- [What you will do]
Find each line containing the string "data". Copy it.

- [Excerpted records]
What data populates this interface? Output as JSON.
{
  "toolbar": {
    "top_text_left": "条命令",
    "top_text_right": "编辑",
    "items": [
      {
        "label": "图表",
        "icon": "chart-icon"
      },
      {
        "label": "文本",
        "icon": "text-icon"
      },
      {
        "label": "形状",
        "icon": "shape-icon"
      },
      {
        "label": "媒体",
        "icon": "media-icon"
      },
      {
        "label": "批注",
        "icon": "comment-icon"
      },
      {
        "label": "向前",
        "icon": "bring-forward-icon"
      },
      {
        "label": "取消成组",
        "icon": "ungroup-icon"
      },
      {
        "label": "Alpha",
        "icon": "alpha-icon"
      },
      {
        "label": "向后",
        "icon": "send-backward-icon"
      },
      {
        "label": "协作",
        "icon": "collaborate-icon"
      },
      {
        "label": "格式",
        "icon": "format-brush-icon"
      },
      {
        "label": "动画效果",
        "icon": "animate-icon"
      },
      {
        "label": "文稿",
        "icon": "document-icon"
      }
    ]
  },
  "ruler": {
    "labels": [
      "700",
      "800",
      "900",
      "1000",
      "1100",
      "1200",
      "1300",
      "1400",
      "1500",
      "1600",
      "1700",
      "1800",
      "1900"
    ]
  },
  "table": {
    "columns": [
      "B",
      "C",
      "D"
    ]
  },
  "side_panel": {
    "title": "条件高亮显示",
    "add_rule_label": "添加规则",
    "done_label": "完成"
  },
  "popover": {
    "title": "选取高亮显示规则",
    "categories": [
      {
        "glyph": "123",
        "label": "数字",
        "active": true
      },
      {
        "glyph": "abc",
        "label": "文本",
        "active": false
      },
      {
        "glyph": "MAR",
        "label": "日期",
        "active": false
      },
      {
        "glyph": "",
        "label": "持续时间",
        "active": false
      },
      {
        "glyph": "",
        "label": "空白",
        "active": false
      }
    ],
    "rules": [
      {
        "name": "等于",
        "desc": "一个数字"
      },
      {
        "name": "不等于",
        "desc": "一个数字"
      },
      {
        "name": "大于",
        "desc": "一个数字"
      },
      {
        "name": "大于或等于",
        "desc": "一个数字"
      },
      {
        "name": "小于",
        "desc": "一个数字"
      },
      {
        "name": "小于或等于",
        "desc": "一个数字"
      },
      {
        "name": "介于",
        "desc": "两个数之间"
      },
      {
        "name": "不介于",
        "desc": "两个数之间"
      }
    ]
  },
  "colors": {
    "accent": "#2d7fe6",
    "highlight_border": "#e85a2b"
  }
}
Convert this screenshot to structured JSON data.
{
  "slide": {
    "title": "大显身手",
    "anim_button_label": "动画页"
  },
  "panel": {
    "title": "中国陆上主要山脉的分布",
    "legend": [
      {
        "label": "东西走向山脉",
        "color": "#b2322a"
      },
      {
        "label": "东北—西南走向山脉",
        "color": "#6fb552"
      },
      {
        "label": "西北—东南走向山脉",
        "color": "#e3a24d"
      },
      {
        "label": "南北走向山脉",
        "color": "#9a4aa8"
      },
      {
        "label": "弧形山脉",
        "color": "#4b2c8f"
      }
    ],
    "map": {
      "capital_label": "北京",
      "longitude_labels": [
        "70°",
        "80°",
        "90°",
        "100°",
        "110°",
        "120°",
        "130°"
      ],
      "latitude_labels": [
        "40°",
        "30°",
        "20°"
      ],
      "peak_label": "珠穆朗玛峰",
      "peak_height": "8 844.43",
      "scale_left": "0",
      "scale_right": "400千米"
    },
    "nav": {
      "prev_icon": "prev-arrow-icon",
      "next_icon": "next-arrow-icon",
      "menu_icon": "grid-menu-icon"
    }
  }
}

- [Reply to the exercise]
What data populates this interface? Output as JSON.
Convert this screenshot to structured JSON data.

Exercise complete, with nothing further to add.